# YOUR GOAL
Reproduce the listing word for word. Skip any image.
----- SOURCE DATA -----
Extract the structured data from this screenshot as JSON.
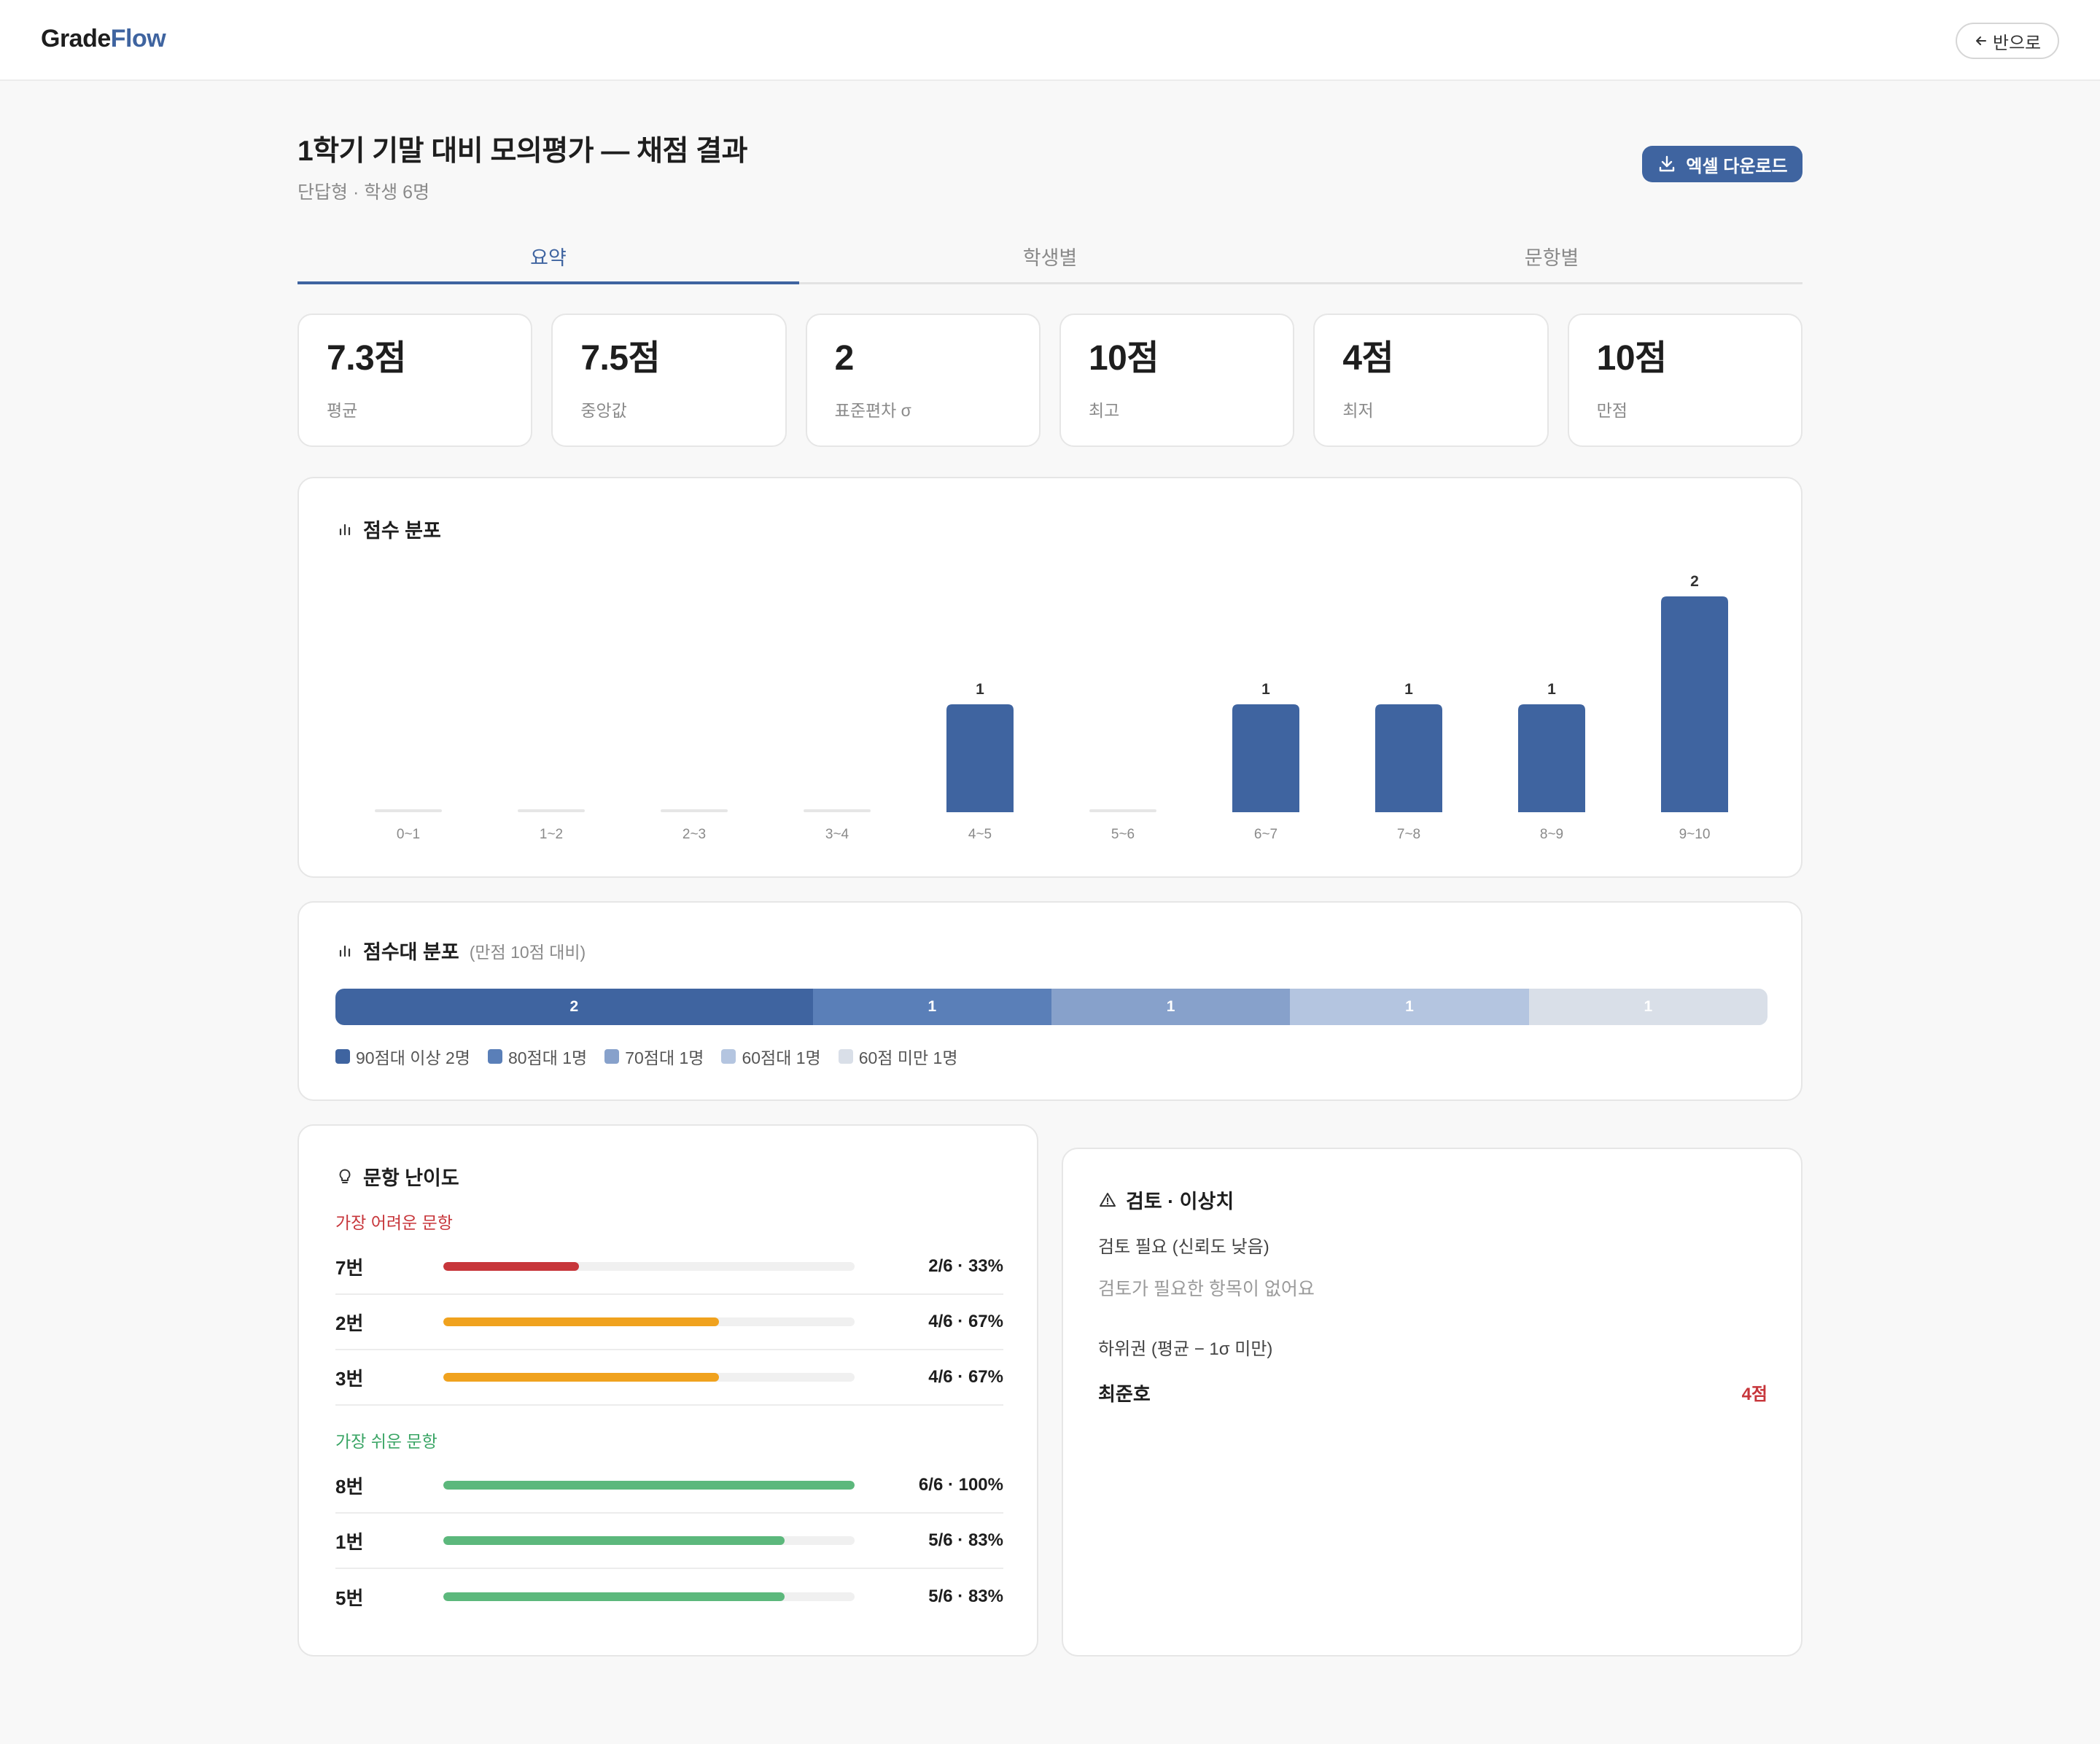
{
  "app": {
    "logo_part1": "Grade",
    "logo_part2": "Flow",
    "back_label": "반으로"
  },
  "header": {
    "title": "1학기 기말 대비 모의평가 — 채점 결과",
    "subtitle": "단답형 · 학생 6명",
    "download_label": "엑셀 다운로드"
  },
  "tabs": [
    {
      "label": "요약",
      "active": true
    },
    {
      "label": "학생별",
      "active": false
    },
    {
      "label": "문항별",
      "active": false
    }
  ],
  "stats": [
    {
      "value": "7.3점",
      "label": "평균"
    },
    {
      "value": "7.5점",
      "label": "중앙값"
    },
    {
      "value": "2",
      "label": "표준편차 σ"
    },
    {
      "value": "10점",
      "label": "최고"
    },
    {
      "value": "4점",
      "label": "최저"
    },
    {
      "value": "10점",
      "label": "만점"
    }
  ],
  "histogram": {
    "title": "점수 분포",
    "icon": "bar-chart-icon"
  },
  "chart_data": {
    "type": "bar",
    "categories": [
      "0~1",
      "1~2",
      "2~3",
      "3~4",
      "4~5",
      "5~6",
      "6~7",
      "7~8",
      "8~9",
      "9~10"
    ],
    "values": [
      0,
      0,
      0,
      0,
      1,
      0,
      1,
      1,
      1,
      2
    ],
    "title": "점수 분포",
    "ylim": [
      0,
      2
    ],
    "grid": false,
    "color": "#3f64a0"
  },
  "bands": {
    "title": "점수대 분포",
    "note": "(만점 10점 대비)",
    "segments": [
      {
        "count": "2",
        "value": 2,
        "color": "#3f64a0",
        "legend": "90점대 이상 2명"
      },
      {
        "count": "1",
        "value": 1,
        "color": "#5a7fb8",
        "legend": "80점대 1명"
      },
      {
        "count": "1",
        "value": 1,
        "color": "#87a1cb",
        "legend": "70점대 1명"
      },
      {
        "count": "1",
        "value": 1,
        "color": "#b4c5e0",
        "legend": "60점대 1명"
      },
      {
        "count": "1",
        "value": 1,
        "color": "#d9dfe8",
        "legend": "60점 미만 1명"
      }
    ]
  },
  "difficulty": {
    "title": "문항 난이도",
    "hard_label": "가장 어려운 문항",
    "easy_label": "가장 쉬운 문항",
    "hard": [
      {
        "name": "7번",
        "ratio": 0.33,
        "value": "2/6 · 33%",
        "color": "#c7363b"
      },
      {
        "name": "2번",
        "ratio": 0.67,
        "value": "4/6 · 67%",
        "color": "#f0a21e"
      },
      {
        "name": "3번",
        "ratio": 0.67,
        "value": "4/6 · 67%",
        "color": "#f0a21e"
      }
    ],
    "easy": [
      {
        "name": "8번",
        "ratio": 1.0,
        "value": "6/6 · 100%",
        "color": "#5cb87c"
      },
      {
        "name": "1번",
        "ratio": 0.83,
        "value": "5/6 · 83%",
        "color": "#5cb87c"
      },
      {
        "name": "5번",
        "ratio": 0.83,
        "value": "5/6 · 83%",
        "color": "#5cb87c"
      }
    ]
  },
  "review": {
    "title": "검토 · 이상치",
    "needs_review_label": "검토 필요 (신뢰도 낮음)",
    "needs_review_empty": "검토가 필요한 항목이 없어요",
    "low_group_label": "하위권 (평균 − 1σ 미만)",
    "low_students": [
      {
        "name": "최준호",
        "score": "4점"
      }
    ]
  }
}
-----
# FULL OUTPUT
Extract the structured data from this screenshot as JSON.
{
  "app": {
    "logo_part1": "Grade",
    "logo_part2": "Flow",
    "back_label": "반으로"
  },
  "header": {
    "title": "1학기 기말 대비 모의평가 — 채점 결과",
    "subtitle": "단답형 · 학생 6명",
    "download_label": "엑셀 다운로드"
  },
  "tabs": [
    {
      "label": "요약",
      "active": true
    },
    {
      "label": "학생별",
      "active": false
    },
    {
      "label": "문항별",
      "active": false
    }
  ],
  "stats": [
    {
      "value": "7.3점",
      "label": "평균"
    },
    {
      "value": "7.5점",
      "label": "중앙값"
    },
    {
      "value": "2",
      "label": "표준편차 σ"
    },
    {
      "value": "10점",
      "label": "최고"
    },
    {
      "value": "4점",
      "label": "최저"
    },
    {
      "value": "10점",
      "label": "만점"
    }
  ],
  "histogram": {
    "title": "점수 분포",
    "icon": "bar-chart-icon"
  },
  "chart_data": {
    "type": "bar",
    "categories": [
      "0~1",
      "1~2",
      "2~3",
      "3~4",
      "4~5",
      "5~6",
      "6~7",
      "7~8",
      "8~9",
      "9~10"
    ],
    "values": [
      0,
      0,
      0,
      0,
      1,
      0,
      1,
      1,
      1,
      2
    ],
    "title": "점수 분포",
    "ylim": [
      0,
      2
    ],
    "grid": false,
    "color": "#3f64a0"
  },
  "bands": {
    "title": "점수대 분포",
    "note": "(만점 10점 대비)",
    "segments": [
      {
        "count": "2",
        "value": 2,
        "color": "#3f64a0",
        "legend": "90점대 이상 2명"
      },
      {
        "count": "1",
        "value": 1,
        "color": "#5a7fb8",
        "legend": "80점대 1명"
      },
      {
        "count": "1",
        "value": 1,
        "color": "#87a1cb",
        "legend": "70점대 1명"
      },
      {
        "count": "1",
        "value": 1,
        "color": "#b4c5e0",
        "legend": "60점대 1명"
      },
      {
        "count": "1",
        "value": 1,
        "color": "#d9dfe8",
        "legend": "60점 미만 1명"
      }
    ]
  },
  "difficulty": {
    "title": "문항 난이도",
    "hard_label": "가장 어려운 문항",
    "easy_label": "가장 쉬운 문항",
    "hard": [
      {
        "name": "7번",
        "ratio": 0.33,
        "value": "2/6 · 33%",
        "color": "#c7363b"
      },
      {
        "name": "2번",
        "ratio": 0.67,
        "value": "4/6 · 67%",
        "color": "#f0a21e"
      },
      {
        "name": "3번",
        "ratio": 0.67,
        "value": "4/6 · 67%",
        "color": "#f0a21e"
      }
    ],
    "easy": [
      {
        "name": "8번",
        "ratio": 1.0,
        "value": "6/6 · 100%",
        "color": "#5cb87c"
      },
      {
        "name": "1번",
        "ratio": 0.83,
        "value": "5/6 · 83%",
        "color": "#5cb87c"
      },
      {
        "name": "5번",
        "ratio": 0.83,
        "value": "5/6 · 83%",
        "color": "#5cb87c"
      }
    ]
  },
  "review": {
    "title": "검토 · 이상치",
    "needs_review_label": "검토 필요 (신뢰도 낮음)",
    "needs_review_empty": "검토가 필요한 항목이 없어요",
    "low_group_label": "하위권 (평균 − 1σ 미만)",
    "low_students": [
      {
        "name": "최준호",
        "score": "4점"
      }
    ]
  }
}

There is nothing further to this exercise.